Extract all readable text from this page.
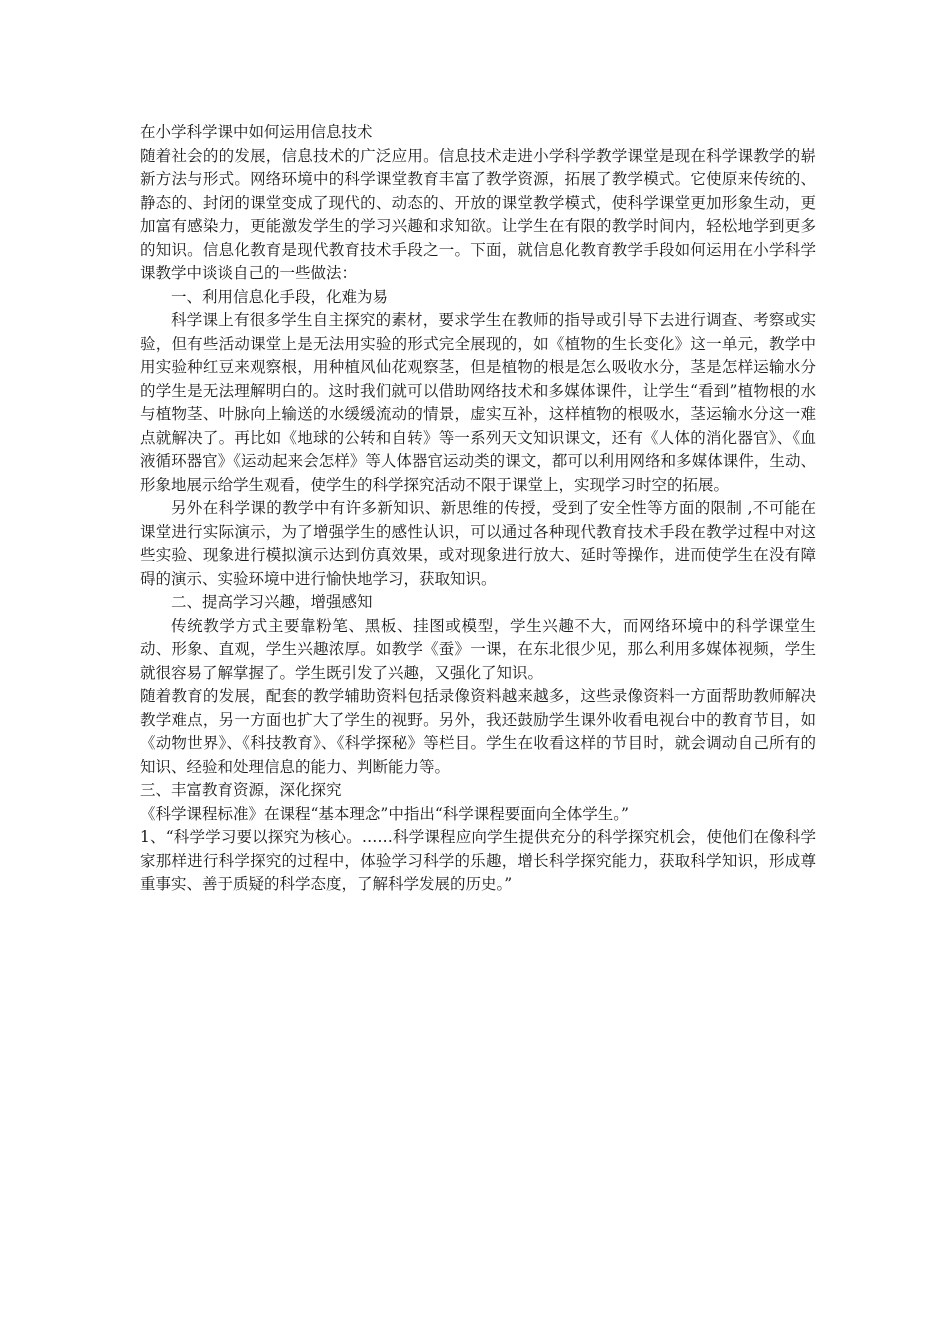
在小学科学课中如何运用信息技术

随着社会的的发展，信息技术的广泛应用。信息技术走进小学科学教学课堂是现在科学课教学的崭新方法与形式。网络环境中的科学课堂教育丰富了教学资源，拓展了教学模式。它使原来传统的、静态的、封闭的课堂变成了现代的、动态的、开放的课堂教学模式，使科学课堂更加形象生动，更加富有感染力，更能激发学生的学习兴趣和求知欲。让学生在有限的教学时间内，轻松地学到更多的知识。信息化教育是现代教育技术手段之一。下面，就信息化教育教学手段如何运用在小学科学课教学中谈谈自己的一些做法：

一、利用信息化手段，化难为易

科学课上有很多学生自主探究的素材，要求学生在教师的指导或引导下去进行调查、考察或实验，但有些活动课堂上是无法用实验的形式完全展现的，如《植物的生长变化》这一单元，教学中用实验种红豆来观察根，用种植风仙花观察茎，但是植物的根是怎么吸收水分，茎是怎样运输水分的学生是无法理解明白的。这时我们就可以借助网络技术和多媒体课件，让学生“看到”植物根的水与植物茎、叶脉向上输送的水缓缓流动的情景，虚实互补，这样植物的根吸水，茎运输水分这一难点就解决了。再比如《地球的公转和自转》等一系列天文知识课文，还有《人体的消化器官》、《血液循环器官》《运动起来会怎样》等人体器官运动类的课文，都可以利用网络和多媒体课件，生动、形象地展示给学生观看，使学生的科学探究活动不限于课堂上，实现学习时空的拓展。

另外在科学课的教学中有许多新知识、新思维的传授，受到了安全性等方面的限制 ,不可能在课堂进行实际演示，为了增强学生的感性认识，可以通过各种现代教育技术手段在教学过程中对这些实验、现象进行模拟演示达到仿真效果，或对现象进行放大、延时等操作，进而使学生在没有障碍的演示、实验环境中进行愉快地学习，获取知识。

二、提高学习兴趣，增强感知

传统教学方式主要靠粉笔、黑板、挂图或模型，学生兴趣不大，而网络环境中的科学课堂生动、形象、直观，学生兴趣浓厚。如教学《蚕》一课，在东北很少见，那么利用多媒体视频，学生就很容易了解掌握了。学生既引发了兴趣，又强化了知识。

随着教育的发展，配套的教学辅助资料包括录像资料越来越多，这些录像资料一方面帮助教师解决教学难点，另一方面也扩大了学生的视野。另外，我还鼓励学生课外收看电视台中的教育节目，如《动物世界》、《科技教育》、《科学探秘》等栏目。学生在收看这样的节目时，就会调动自己所有的知识、经验和处理信息的能力、判断能力等。

三、丰富教育资源，深化探究

《科学课程标准》在课程“基本理念”中指出“科学课程要面向全体学生。”

1、“科学学习要以探究为核心。……科学课程应向学生提供充分的科学探究机会，使他们在像科学家那样进行科学探究的过程中，体验学习科学的乐趣，增长科学探究能力，获取科学知识，形成尊重事实、善于质疑的科学态度，了解科学发展的历史。”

______

Direction:
Copy every record character for character. Skip the pictures.

Solution for this task:
Extract all readable text from this page.
在小学科学课中如何运用信息技术

随着社会的的发展，信息技术的广泛应用。信息技术走进小学科学教学课堂是现在科学课教学的崭新方法与形式。网络环境中的科学课堂教育丰富了教学资源，拓展了教学模式。它使原来传统的、静态的、封闭的课堂变成了现代的、动态的、开放的课堂教学模式，使科学课堂更加形象生动，更加富有感染力，更能激发学生的学习兴趣和求知欲。让学生在有限的教学时间内，轻松地学到更多的知识。信息化教育是现代教育技术手段之一。下面，就信息化教育教学手段如何运用在小学科学课教学中谈谈自己的一些做法：

一、利用信息化手段，化难为易

科学课上有很多学生自主探究的素材，要求学生在教师的指导或引导下去进行调查、考察或实验，但有些活动课堂上是无法用实验的形式完全展现的，如《植物的生长变化》这一单元，教学中用实验种红豆来观察根，用种植风仙花观察茎，但是植物的根是怎么吸收水分，茎是怎样运输水分的学生是无法理解明白的。这时我们就可以借助网络技术和多媒体课件，让学生“看到”植物根的水与植物茎、叶脉向上输送的水缓缓流动的情景，虚实互补，这样植物的根吸水，茎运输水分这一难点就解决了。再比如《地球的公转和自转》等一系列天文知识课文，还有《人体的消化器官》、《血液循环器官》《运动起来会怎样》等人体器官运动类的课文，都可以利用网络和多媒体课件，生动、形象地展示给学生观看，使学生的科学探究活动不限于课堂上，实现学习时空的拓展。

另外在科学课的教学中有许多新知识、新思维的传授，受到了安全性等方面的限制 ,不可能在课堂进行实际演示，为了增强学生的感性认识，可以通过各种现代教育技术手段在教学过程中对这些实验、现象进行模拟演示达到仿真效果，或对现象进行放大、延时等操作，进而使学生在没有障碍的演示、实验环境中进行愉快地学习，获取知识。

二、提高学习兴趣，增强感知

传统教学方式主要靠粉笔、黑板、挂图或模型，学生兴趣不大，而网络环境中的科学课堂生动、形象、直观，学生兴趣浓厚。如教学《蚕》一课，在东北很少见，那么利用多媒体视频，学生就很容易了解掌握了。学生既引发了兴趣，又强化了知识。

随着教育的发展，配套的教学辅助资料包括录像资料越来越多，这些录像资料一方面帮助教师解决教学难点，另一方面也扩大了学生的视野。另外，我还鼓励学生课外收看电视台中的教育节目，如《动物世界》、《科技教育》、《科学探秘》等栏目。学生在收看这样的节目时，就会调动自己所有的知识、经验和处理信息的能力、判断能力等。

三、丰富教育资源，深化探究

《科学课程标准》在课程“基本理念”中指出“科学课程要面向全体学生。”

1、“科学学习要以探究为核心。……科学课程应向学生提供充分的科学探究机会，使他们在像科学家那样进行科学探究的过程中，体验学习科学的乐趣，增长科学探究能力，获取科学知识，形成尊重事实、善于质疑的科学态度，了解科学发展的历史。”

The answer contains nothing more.